_Do this_.
List every line in the listing below that contains the string "america".

_Data extract_.
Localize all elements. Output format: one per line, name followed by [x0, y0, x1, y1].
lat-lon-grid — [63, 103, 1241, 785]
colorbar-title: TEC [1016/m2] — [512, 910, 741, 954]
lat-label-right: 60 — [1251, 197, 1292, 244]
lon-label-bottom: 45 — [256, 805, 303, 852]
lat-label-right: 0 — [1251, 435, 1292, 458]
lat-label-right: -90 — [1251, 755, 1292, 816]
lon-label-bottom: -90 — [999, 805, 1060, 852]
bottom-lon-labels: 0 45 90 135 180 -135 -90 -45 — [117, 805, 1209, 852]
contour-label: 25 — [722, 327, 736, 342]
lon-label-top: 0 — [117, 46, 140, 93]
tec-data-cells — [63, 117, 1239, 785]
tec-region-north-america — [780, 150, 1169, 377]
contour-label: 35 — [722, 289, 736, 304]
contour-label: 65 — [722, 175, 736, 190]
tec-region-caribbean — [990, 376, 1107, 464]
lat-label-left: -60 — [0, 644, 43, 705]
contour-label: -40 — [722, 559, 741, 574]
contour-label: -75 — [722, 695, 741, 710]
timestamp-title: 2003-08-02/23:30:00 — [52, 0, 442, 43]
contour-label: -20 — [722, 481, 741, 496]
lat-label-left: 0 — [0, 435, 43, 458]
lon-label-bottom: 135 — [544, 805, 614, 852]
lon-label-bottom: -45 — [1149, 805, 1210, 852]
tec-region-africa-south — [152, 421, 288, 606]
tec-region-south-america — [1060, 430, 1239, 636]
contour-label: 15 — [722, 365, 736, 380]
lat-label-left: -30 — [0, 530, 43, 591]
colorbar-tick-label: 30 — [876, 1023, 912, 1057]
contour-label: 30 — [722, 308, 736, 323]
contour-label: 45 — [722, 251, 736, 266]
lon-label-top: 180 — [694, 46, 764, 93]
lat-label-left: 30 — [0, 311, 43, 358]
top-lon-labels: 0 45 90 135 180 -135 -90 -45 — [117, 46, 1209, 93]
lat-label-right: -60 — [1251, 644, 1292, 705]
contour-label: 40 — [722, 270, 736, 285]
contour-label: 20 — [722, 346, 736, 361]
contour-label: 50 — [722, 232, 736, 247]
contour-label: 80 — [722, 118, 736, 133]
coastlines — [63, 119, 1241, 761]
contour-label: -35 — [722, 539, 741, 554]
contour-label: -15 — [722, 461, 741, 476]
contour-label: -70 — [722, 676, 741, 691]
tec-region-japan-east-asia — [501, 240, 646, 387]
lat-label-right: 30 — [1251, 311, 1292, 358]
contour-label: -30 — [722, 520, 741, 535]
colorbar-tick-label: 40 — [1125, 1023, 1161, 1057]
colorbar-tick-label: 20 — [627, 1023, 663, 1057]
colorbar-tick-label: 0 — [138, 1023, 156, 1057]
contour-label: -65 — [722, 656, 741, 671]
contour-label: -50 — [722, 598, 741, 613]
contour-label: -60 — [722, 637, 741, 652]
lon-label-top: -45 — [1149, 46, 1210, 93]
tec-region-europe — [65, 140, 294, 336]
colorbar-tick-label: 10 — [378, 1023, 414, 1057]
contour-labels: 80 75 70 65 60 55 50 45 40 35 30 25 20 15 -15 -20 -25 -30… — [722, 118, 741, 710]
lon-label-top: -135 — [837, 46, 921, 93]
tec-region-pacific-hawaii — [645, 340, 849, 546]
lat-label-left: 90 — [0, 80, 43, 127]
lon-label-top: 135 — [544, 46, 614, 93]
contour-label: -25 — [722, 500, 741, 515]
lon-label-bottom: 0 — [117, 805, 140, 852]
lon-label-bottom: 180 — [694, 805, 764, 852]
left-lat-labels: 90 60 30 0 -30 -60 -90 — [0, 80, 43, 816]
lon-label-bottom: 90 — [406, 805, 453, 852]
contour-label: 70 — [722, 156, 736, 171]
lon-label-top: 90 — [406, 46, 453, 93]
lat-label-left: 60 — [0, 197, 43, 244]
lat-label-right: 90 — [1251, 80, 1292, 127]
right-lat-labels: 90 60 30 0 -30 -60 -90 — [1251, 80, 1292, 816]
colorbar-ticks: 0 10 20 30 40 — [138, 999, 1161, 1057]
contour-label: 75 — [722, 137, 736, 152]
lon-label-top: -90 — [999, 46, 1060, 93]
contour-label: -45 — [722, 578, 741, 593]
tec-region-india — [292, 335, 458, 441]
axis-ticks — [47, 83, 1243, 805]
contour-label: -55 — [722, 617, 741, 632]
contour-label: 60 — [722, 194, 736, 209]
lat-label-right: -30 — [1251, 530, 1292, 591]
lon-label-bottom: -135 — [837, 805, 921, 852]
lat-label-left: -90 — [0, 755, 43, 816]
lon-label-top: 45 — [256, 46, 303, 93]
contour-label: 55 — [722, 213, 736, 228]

_Reply_.
tec-region-north-america — [780, 150, 1169, 377]
tec-region-south-america — [1060, 430, 1239, 636]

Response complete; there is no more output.